• _Set problem_: Pull every line holding the string "пределах" from the records below.

START Rows

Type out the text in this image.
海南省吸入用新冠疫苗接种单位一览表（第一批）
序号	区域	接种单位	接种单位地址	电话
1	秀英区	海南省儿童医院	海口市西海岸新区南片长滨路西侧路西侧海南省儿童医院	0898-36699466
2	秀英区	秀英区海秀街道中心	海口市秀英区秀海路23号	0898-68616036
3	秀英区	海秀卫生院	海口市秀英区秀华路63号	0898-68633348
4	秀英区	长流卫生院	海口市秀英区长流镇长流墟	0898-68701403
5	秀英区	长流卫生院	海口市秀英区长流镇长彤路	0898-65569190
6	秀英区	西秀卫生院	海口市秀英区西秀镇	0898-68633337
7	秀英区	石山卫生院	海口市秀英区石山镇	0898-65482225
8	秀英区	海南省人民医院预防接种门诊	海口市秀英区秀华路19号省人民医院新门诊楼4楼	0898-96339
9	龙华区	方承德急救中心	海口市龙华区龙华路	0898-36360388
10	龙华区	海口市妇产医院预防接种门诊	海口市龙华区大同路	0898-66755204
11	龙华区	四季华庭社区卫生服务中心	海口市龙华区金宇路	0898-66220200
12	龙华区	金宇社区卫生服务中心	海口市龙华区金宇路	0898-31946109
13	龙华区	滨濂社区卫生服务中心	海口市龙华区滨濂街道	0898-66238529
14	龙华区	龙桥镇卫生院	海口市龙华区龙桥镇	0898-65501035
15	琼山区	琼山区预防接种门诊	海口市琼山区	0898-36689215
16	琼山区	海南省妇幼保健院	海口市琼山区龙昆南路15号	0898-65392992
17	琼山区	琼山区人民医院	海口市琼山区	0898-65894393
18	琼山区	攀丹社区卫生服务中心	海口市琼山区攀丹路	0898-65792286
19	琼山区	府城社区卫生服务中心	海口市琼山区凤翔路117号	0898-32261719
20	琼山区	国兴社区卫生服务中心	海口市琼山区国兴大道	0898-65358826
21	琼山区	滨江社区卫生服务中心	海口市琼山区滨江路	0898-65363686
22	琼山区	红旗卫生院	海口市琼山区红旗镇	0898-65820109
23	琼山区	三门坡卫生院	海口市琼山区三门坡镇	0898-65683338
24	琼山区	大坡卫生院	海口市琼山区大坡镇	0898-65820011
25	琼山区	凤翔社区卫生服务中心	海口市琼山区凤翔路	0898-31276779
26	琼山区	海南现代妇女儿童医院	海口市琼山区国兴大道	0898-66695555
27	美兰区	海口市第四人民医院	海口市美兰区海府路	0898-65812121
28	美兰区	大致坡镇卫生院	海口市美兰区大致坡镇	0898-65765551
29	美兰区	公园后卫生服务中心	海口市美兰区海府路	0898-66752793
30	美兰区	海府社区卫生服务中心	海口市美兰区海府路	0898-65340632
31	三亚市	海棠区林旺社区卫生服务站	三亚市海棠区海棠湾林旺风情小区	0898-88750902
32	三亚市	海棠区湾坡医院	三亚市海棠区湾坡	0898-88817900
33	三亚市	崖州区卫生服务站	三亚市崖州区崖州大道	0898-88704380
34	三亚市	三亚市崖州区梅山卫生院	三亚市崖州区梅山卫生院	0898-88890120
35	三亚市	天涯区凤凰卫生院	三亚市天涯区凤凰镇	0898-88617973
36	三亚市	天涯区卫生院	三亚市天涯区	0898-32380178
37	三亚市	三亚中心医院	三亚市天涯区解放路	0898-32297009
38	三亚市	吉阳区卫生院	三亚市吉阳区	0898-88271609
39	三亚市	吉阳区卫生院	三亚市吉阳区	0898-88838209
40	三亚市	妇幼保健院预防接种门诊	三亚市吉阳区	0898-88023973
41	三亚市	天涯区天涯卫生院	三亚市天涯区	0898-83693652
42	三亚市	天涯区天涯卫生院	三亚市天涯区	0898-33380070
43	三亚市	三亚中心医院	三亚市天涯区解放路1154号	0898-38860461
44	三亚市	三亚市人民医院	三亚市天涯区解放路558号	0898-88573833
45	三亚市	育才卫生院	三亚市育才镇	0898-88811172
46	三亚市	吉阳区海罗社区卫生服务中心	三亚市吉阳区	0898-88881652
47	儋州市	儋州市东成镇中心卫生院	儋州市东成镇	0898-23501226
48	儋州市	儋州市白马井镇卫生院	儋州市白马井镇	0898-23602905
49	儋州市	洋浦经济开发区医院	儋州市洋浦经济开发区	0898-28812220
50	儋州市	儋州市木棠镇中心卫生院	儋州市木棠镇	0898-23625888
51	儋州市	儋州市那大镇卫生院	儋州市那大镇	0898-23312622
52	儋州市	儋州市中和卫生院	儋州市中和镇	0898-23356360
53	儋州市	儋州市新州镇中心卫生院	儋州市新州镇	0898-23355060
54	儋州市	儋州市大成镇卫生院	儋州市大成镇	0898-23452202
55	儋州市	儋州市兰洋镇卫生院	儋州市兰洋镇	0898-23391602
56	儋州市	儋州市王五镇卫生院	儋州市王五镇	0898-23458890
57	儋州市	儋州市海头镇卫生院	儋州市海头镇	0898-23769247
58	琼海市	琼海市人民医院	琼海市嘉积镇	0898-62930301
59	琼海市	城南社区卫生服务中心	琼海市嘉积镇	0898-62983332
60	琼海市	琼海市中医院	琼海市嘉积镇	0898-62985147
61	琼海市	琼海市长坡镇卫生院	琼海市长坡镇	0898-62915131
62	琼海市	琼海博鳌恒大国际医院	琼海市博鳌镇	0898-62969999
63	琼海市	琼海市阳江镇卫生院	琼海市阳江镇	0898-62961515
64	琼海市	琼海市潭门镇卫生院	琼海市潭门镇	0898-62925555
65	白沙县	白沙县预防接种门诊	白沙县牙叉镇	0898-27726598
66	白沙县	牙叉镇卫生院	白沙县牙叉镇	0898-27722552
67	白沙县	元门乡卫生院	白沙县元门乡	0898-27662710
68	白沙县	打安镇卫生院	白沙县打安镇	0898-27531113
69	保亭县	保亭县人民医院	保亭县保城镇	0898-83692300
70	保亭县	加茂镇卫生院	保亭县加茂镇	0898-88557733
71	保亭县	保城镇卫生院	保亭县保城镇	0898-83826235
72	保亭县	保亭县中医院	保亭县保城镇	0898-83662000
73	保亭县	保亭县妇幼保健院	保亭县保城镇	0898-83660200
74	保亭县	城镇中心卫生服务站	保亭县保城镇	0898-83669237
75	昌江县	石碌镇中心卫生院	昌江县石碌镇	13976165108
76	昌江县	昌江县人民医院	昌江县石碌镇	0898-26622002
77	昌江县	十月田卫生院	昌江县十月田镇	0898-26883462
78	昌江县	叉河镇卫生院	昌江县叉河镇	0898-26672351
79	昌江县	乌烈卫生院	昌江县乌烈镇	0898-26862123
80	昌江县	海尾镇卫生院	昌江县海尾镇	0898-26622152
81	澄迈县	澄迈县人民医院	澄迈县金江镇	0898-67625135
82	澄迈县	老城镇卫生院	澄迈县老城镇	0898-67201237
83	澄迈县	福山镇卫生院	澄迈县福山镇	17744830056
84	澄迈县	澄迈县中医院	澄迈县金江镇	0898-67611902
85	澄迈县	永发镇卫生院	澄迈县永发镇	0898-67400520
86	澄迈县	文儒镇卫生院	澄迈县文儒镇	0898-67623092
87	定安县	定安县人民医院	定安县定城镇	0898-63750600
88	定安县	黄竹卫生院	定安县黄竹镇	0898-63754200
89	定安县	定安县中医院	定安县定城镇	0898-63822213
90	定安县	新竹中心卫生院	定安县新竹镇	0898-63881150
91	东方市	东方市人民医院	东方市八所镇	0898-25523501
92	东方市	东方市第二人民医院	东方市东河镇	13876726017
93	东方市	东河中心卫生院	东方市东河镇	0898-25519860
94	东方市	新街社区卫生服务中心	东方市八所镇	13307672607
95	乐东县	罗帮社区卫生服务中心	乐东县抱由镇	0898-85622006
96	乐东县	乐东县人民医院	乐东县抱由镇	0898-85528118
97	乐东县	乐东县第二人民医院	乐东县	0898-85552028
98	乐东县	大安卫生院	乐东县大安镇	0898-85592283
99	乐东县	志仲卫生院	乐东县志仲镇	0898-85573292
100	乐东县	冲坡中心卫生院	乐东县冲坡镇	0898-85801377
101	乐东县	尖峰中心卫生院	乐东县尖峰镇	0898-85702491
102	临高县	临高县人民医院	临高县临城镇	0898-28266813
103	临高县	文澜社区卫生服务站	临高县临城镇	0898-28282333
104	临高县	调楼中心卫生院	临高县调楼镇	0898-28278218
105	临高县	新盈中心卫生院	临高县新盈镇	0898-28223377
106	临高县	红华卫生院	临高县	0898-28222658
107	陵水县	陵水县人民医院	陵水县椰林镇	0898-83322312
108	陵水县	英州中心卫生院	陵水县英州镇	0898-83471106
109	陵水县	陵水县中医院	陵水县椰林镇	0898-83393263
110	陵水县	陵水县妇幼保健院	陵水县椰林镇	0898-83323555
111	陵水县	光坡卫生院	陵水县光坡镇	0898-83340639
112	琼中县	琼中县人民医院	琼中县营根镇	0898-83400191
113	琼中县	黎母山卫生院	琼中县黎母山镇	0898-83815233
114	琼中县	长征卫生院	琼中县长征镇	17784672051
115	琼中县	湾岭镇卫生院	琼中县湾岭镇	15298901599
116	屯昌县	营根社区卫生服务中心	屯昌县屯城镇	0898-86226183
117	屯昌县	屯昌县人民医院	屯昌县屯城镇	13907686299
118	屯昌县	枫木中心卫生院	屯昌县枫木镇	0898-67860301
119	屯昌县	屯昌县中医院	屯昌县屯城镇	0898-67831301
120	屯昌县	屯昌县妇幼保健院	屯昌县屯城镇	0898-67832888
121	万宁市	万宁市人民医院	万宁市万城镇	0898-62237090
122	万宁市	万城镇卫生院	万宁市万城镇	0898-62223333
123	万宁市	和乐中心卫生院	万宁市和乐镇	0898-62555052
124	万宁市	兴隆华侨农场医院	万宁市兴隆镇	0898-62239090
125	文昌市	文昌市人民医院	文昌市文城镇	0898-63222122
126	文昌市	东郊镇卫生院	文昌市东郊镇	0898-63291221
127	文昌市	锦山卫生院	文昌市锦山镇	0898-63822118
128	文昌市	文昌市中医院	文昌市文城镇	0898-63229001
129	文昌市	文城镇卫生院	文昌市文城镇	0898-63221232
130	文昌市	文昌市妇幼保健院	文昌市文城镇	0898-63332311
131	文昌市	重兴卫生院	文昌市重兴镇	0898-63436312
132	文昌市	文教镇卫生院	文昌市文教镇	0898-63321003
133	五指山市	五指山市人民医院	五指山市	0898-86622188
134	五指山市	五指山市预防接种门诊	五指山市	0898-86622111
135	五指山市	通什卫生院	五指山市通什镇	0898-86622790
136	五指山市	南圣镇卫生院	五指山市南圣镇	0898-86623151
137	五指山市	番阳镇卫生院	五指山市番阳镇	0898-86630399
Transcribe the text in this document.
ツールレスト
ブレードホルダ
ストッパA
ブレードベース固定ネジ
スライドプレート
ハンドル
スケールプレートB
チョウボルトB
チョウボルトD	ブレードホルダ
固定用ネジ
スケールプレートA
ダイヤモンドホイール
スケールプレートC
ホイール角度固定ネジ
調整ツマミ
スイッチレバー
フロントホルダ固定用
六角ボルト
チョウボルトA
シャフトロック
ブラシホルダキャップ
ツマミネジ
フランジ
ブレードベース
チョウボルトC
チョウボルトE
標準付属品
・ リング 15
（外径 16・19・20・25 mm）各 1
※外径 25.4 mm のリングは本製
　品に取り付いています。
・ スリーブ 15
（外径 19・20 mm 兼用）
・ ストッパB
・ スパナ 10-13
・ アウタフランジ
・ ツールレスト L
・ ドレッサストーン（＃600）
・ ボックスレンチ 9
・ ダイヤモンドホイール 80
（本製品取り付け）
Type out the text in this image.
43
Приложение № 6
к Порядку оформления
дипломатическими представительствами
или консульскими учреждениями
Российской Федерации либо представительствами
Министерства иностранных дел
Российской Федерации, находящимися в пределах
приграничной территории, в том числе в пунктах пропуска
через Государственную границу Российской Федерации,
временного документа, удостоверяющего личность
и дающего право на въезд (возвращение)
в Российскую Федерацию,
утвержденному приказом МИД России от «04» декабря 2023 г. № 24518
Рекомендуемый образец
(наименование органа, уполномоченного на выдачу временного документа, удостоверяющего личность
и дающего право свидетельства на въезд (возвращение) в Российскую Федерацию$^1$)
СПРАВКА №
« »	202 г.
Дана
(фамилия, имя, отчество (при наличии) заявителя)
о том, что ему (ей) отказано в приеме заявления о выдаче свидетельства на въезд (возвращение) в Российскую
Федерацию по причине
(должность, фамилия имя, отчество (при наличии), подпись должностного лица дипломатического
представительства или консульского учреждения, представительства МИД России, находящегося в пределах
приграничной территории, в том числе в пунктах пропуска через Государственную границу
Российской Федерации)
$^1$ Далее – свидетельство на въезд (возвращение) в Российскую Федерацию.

END Rows

• _Expected answer_:
Российской Федерации, находящимися в пределах
представительства или консульского учреждения, представительства МИД России, находящегося в пределах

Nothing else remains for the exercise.